■ **Auszug zum Lesen**:
>>>>>

VW soll in Indien Millionen am Fiskus verbeigeschleust haben

Indien und Autos. Immer wieder ein Widerspruch: Jetzt gerät VW ins Visier der Steuerfahnder.

Indien und Autos. Immer wieder ein Widerspruch: Jetzt gerät VW ins Visier der Steuerfahnder.

Volkswagen sieht sich in Indien mit Vorwürfen zu Steuerhinterziehung und Kampfpreisen konfrontiert. Der deutsche Autobauer soll innerhalb seines Firmengeflechts auf dem Subkontinent Verkaufs- und Verbrauchssteuern falsch berechnet haben. Um wieviel Millionen es geht, wie getrickst worden sein soll und wie sich VW rechtfertigt.

Die indische VW-Tochter werde gegen eine Anordnung der Steuerbehörde auf Nachzahlung vorgehen, erklärte ein Sprecher des Unternehmens am Mittwoch im indischen Pune.

<<<<<

Gespeicherte Einträge:
>>>>>

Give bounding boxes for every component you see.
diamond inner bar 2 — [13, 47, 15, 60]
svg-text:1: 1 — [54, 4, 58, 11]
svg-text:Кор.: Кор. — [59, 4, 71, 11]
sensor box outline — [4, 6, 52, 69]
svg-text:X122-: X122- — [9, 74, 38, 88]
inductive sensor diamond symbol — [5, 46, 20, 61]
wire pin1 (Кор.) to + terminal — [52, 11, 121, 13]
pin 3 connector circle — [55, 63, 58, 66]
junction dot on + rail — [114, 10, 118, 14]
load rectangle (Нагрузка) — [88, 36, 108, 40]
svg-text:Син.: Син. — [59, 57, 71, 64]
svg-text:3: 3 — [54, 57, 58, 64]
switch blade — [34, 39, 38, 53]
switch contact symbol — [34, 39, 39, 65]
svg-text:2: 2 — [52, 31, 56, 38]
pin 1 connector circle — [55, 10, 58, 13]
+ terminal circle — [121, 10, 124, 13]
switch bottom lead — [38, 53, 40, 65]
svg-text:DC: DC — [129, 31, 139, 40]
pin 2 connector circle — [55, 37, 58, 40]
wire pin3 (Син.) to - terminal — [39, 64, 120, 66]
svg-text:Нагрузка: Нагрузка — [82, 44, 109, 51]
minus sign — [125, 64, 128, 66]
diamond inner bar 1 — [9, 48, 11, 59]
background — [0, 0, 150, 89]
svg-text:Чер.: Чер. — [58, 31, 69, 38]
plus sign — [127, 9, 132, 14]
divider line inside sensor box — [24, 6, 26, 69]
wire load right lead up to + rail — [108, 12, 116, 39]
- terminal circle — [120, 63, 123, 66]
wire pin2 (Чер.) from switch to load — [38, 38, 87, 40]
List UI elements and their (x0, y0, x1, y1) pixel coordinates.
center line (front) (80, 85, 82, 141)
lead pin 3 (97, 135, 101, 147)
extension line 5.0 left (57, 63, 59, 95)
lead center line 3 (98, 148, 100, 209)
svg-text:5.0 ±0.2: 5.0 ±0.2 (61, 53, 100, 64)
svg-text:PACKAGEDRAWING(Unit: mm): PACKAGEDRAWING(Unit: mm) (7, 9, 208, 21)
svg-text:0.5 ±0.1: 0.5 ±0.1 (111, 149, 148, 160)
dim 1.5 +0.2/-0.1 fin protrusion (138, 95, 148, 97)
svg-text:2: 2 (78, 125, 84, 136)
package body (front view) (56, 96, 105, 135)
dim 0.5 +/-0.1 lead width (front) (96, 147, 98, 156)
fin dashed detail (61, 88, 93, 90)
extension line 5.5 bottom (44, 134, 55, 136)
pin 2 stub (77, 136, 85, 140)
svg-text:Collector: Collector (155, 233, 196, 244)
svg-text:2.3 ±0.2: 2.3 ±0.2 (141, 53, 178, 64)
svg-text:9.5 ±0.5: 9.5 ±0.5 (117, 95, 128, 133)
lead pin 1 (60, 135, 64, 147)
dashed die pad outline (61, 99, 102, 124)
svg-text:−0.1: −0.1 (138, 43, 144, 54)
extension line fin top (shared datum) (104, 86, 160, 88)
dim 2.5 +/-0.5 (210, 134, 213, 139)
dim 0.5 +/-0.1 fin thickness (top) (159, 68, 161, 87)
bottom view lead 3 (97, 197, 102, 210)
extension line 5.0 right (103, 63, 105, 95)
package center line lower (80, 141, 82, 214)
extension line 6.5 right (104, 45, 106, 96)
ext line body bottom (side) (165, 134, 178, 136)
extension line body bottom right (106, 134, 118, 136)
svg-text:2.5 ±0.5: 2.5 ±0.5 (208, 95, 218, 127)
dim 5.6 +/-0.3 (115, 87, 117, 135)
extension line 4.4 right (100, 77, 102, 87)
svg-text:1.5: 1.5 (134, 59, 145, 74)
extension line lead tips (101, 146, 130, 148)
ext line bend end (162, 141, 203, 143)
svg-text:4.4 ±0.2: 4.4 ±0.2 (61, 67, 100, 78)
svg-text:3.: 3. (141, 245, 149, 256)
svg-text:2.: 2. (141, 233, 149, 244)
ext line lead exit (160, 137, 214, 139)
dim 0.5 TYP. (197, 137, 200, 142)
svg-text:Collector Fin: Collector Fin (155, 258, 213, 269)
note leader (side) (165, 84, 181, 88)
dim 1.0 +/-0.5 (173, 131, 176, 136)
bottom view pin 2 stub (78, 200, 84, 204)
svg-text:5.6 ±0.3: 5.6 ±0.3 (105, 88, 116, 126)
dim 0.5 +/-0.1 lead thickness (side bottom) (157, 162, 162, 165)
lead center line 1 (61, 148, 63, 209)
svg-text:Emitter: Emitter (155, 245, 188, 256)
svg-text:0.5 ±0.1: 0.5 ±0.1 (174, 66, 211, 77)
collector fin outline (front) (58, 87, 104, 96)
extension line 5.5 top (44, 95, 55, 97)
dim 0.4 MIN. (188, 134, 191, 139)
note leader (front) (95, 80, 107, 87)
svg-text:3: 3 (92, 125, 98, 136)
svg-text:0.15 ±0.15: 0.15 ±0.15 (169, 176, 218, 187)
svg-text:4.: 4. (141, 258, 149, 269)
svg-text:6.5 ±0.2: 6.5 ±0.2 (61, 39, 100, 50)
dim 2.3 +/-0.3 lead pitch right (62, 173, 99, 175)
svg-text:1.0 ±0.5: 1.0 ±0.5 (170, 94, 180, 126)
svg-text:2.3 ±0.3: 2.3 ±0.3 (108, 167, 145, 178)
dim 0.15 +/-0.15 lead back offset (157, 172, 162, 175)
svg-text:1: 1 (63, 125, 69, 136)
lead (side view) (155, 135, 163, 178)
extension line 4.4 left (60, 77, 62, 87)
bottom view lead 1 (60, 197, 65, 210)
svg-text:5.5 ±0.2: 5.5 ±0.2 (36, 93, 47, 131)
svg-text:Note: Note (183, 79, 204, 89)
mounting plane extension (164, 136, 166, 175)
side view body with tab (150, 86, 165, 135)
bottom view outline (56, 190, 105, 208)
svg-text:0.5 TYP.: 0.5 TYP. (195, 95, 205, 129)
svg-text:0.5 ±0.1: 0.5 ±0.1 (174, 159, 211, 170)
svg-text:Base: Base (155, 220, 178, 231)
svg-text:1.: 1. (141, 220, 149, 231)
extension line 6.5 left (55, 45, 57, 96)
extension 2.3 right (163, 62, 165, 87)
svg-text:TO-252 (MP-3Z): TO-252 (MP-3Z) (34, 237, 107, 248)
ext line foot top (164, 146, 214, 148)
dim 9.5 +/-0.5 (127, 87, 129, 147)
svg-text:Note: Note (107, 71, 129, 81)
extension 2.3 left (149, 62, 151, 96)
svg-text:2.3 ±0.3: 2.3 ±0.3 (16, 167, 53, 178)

<<<<<

■ **Zu bearbeitende Aufgaben**:
a. In welcher Stadt kündigte ein Unternehmenssprecher laut dem Auszug an, die indische VW-Tochter werde gegen die Anordnung der Steuerbehörde vorgehen?
b. Zählen Sie alle Punkte auf, deren Darstellung der Auszug in dem Satz ankündigt, der mit „Um wieviel Millionen“ beginnt.
c. Geben Sie den Abschnitt aus dem Auszug wortgetreu wieder, der mit „Volkswagen sieht sich“ beginnt und mit „sich VW rechtfertigt.“ endet.

■ **Lösungen der Aufgaben**:
a. Im indischen Pune.

b.
- Um wie viele Millionen es geht
- Wie getrickst worden sein soll
- Wie sich VW rechtfertigt

c.
Volkswagen sieht sich in Indien mit Vorwürfen zu Steuerhinterziehung und Kampfpreisen konfrontiert. Der deutsche Autobauer soll innerhalb seines Firmengeflechts auf dem Subkontinent Verkaufs- und Verbrauchssteuern falsch berechnet haben. Um wieviel Millionen es geht, wie getrickst worden sein soll und wie sich VW rechtfertigt.